▶ _Exercise inputs_:
..........
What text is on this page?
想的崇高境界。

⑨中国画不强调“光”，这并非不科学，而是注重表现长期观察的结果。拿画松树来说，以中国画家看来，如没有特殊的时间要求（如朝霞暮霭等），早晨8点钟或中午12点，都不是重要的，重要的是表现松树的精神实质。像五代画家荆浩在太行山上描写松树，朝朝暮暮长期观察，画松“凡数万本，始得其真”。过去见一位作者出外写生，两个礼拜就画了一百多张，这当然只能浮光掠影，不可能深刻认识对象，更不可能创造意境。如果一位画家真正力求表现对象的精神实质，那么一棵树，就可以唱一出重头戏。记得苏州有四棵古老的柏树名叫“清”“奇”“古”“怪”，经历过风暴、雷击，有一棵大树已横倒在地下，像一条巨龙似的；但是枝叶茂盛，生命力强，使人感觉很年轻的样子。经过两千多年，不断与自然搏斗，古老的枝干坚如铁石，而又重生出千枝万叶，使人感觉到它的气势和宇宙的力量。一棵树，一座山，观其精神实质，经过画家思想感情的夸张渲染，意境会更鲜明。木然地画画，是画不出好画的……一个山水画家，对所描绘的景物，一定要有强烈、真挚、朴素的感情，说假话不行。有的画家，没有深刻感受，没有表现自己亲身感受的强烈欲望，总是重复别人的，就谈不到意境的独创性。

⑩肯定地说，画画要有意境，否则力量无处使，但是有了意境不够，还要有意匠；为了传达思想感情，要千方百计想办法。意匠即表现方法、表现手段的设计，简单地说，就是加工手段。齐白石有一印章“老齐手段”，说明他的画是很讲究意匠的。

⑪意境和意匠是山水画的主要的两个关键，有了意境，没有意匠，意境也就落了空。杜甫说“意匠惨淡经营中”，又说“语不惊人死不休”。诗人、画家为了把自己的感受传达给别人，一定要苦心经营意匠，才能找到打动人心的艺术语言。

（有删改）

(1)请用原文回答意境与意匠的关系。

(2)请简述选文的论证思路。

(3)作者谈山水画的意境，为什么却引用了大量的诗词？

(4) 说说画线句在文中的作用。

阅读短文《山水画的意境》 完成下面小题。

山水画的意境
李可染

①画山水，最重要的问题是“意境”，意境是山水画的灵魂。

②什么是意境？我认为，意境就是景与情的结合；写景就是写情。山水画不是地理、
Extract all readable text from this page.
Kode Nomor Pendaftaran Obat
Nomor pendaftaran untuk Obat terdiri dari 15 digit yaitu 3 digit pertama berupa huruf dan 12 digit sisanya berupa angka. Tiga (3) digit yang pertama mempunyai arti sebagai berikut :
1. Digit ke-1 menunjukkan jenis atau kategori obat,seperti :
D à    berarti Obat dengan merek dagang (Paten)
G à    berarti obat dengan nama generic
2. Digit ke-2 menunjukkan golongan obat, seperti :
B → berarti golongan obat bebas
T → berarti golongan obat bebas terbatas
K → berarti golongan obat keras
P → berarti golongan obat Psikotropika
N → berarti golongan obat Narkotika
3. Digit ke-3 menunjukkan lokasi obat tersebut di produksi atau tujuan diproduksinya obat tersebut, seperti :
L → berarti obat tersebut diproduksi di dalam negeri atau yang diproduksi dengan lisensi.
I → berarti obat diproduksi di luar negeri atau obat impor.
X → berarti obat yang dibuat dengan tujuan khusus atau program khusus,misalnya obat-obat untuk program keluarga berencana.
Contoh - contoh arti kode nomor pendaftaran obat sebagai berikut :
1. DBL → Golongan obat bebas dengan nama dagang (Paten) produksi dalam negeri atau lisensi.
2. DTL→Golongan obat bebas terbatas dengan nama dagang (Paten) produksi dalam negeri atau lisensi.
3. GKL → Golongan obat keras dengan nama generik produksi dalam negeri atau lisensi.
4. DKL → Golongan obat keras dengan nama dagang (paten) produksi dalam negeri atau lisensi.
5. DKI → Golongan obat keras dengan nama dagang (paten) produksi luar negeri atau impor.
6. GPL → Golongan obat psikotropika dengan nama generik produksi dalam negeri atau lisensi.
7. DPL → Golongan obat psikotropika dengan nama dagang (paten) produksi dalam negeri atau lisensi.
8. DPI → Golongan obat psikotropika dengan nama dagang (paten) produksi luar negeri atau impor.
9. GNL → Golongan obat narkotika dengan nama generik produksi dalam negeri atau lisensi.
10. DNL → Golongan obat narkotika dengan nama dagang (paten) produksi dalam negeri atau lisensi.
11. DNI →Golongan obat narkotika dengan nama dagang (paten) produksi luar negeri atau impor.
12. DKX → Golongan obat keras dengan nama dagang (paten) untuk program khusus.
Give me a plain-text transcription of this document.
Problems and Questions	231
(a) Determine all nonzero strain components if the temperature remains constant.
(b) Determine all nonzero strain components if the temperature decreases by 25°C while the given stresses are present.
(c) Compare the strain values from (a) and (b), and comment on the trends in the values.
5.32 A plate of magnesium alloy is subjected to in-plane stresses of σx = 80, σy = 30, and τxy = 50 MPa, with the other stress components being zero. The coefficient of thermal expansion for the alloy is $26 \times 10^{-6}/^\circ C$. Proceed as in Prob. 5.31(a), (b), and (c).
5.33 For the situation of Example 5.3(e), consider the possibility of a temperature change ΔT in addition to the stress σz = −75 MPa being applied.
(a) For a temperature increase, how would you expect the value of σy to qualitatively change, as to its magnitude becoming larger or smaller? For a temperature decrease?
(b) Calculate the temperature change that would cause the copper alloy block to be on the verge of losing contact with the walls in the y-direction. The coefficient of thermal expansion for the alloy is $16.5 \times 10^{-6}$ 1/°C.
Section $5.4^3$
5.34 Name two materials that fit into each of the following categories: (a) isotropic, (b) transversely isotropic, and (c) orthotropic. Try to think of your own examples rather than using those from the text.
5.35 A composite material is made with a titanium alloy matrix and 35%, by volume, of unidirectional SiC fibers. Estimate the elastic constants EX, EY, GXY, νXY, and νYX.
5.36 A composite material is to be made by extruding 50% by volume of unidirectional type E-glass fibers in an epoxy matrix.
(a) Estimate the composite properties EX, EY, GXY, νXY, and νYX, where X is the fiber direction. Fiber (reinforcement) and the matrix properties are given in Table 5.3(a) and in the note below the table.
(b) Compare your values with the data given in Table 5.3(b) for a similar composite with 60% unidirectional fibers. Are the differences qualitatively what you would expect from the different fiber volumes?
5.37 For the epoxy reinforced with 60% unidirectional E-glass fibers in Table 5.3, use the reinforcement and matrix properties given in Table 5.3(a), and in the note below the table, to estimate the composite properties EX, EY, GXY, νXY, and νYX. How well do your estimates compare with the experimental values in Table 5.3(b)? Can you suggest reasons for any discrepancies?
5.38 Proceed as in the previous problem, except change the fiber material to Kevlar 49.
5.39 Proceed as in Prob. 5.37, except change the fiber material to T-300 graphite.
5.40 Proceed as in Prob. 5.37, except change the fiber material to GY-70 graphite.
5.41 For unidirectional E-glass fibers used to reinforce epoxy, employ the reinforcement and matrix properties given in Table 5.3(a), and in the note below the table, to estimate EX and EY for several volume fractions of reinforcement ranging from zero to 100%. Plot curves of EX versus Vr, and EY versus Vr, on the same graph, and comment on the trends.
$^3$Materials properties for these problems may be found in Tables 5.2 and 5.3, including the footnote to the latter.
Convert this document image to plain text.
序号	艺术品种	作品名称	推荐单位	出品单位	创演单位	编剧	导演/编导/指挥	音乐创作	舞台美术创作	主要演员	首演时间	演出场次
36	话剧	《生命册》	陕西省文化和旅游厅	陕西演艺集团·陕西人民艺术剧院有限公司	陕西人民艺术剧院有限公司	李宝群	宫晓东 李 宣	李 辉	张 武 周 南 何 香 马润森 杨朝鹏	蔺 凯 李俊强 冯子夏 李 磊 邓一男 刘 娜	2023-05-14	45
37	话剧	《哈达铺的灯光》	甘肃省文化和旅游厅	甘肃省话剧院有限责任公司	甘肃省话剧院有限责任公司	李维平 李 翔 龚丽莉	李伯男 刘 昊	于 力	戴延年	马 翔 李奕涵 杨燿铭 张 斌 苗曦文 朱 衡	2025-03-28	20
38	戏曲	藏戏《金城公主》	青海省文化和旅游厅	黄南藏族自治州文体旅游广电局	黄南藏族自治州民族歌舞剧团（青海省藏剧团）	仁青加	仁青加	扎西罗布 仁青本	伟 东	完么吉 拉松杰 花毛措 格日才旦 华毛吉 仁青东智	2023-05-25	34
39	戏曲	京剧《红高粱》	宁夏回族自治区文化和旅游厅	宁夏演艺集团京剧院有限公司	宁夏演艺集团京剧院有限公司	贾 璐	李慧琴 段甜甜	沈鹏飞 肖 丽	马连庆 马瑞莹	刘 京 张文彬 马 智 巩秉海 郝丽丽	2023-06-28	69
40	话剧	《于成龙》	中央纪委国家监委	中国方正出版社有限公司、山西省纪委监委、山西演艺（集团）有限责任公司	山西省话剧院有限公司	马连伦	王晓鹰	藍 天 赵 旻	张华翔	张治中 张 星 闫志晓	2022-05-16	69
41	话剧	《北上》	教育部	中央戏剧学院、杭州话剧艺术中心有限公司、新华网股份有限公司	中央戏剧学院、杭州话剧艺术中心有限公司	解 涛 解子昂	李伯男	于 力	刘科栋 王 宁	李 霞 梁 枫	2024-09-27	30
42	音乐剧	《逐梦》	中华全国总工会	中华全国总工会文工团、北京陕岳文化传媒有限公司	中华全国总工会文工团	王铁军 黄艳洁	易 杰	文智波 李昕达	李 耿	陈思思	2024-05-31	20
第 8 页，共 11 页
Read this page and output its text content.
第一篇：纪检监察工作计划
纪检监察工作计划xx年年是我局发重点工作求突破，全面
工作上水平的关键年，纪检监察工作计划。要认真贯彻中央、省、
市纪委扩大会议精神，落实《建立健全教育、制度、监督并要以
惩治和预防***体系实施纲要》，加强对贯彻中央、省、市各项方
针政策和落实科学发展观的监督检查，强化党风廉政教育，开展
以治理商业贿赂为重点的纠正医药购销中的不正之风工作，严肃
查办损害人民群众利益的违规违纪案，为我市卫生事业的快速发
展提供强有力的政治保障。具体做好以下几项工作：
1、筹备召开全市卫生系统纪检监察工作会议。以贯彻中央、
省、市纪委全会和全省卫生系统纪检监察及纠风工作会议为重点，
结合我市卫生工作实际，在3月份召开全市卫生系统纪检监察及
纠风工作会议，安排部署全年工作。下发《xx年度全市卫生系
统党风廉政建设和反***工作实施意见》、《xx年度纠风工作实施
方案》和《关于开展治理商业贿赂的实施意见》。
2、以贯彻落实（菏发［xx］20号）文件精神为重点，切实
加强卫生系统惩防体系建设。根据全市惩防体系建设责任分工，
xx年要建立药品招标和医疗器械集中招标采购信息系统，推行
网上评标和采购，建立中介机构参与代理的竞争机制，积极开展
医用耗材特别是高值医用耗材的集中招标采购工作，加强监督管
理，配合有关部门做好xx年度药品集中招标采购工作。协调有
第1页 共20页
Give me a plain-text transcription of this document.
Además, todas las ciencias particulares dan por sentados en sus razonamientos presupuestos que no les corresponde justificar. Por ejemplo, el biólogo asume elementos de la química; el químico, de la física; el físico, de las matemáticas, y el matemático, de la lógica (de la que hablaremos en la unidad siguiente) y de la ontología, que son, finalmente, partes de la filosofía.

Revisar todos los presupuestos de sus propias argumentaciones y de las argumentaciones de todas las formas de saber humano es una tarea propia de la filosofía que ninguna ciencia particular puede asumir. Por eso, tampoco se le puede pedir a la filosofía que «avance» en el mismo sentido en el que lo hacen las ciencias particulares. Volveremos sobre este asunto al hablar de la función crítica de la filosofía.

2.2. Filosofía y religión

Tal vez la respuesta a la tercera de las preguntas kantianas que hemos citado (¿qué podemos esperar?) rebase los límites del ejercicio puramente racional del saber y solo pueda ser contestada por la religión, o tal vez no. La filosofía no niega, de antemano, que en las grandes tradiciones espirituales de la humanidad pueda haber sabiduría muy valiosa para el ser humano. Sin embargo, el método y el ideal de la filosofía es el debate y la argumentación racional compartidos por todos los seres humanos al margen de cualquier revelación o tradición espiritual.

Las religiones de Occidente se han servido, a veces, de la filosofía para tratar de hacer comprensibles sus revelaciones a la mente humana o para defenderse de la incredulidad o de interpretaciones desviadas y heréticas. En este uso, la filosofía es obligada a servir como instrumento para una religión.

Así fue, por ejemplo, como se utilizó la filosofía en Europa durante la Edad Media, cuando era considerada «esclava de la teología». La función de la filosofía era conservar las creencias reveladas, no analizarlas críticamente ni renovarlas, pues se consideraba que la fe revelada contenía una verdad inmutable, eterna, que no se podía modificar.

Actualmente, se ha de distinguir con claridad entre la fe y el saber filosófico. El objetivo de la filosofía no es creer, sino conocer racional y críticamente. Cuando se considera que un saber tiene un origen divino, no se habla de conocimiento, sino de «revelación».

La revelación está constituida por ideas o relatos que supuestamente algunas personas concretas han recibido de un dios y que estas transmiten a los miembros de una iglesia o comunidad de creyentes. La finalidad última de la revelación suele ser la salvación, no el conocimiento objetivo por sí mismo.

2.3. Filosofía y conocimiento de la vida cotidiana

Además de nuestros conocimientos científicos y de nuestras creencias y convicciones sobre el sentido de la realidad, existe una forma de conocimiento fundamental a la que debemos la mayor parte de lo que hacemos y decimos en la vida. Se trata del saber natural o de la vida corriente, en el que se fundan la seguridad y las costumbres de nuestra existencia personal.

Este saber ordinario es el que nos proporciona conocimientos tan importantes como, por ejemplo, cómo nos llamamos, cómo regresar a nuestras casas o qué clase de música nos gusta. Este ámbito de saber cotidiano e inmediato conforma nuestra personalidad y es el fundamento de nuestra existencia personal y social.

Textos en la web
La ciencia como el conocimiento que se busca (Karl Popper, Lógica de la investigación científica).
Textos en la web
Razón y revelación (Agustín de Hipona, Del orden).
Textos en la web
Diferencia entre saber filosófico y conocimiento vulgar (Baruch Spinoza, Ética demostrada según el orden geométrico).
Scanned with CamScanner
..........
▶ _Direction_:
Show all lines in the entries above where the string "made" appears.

▶ _The reply_:
5.35 A composite material is made with a titanium alloy matrix and 35%, by volume, of unidirectional SiC fibers. Estimate the elastic constants EX, EY, GXY, νXY, and νYX.
5.36 A composite material is to be made by extruding 50% by volume of unidirectional type E-glass fibers in an epoxy matrix.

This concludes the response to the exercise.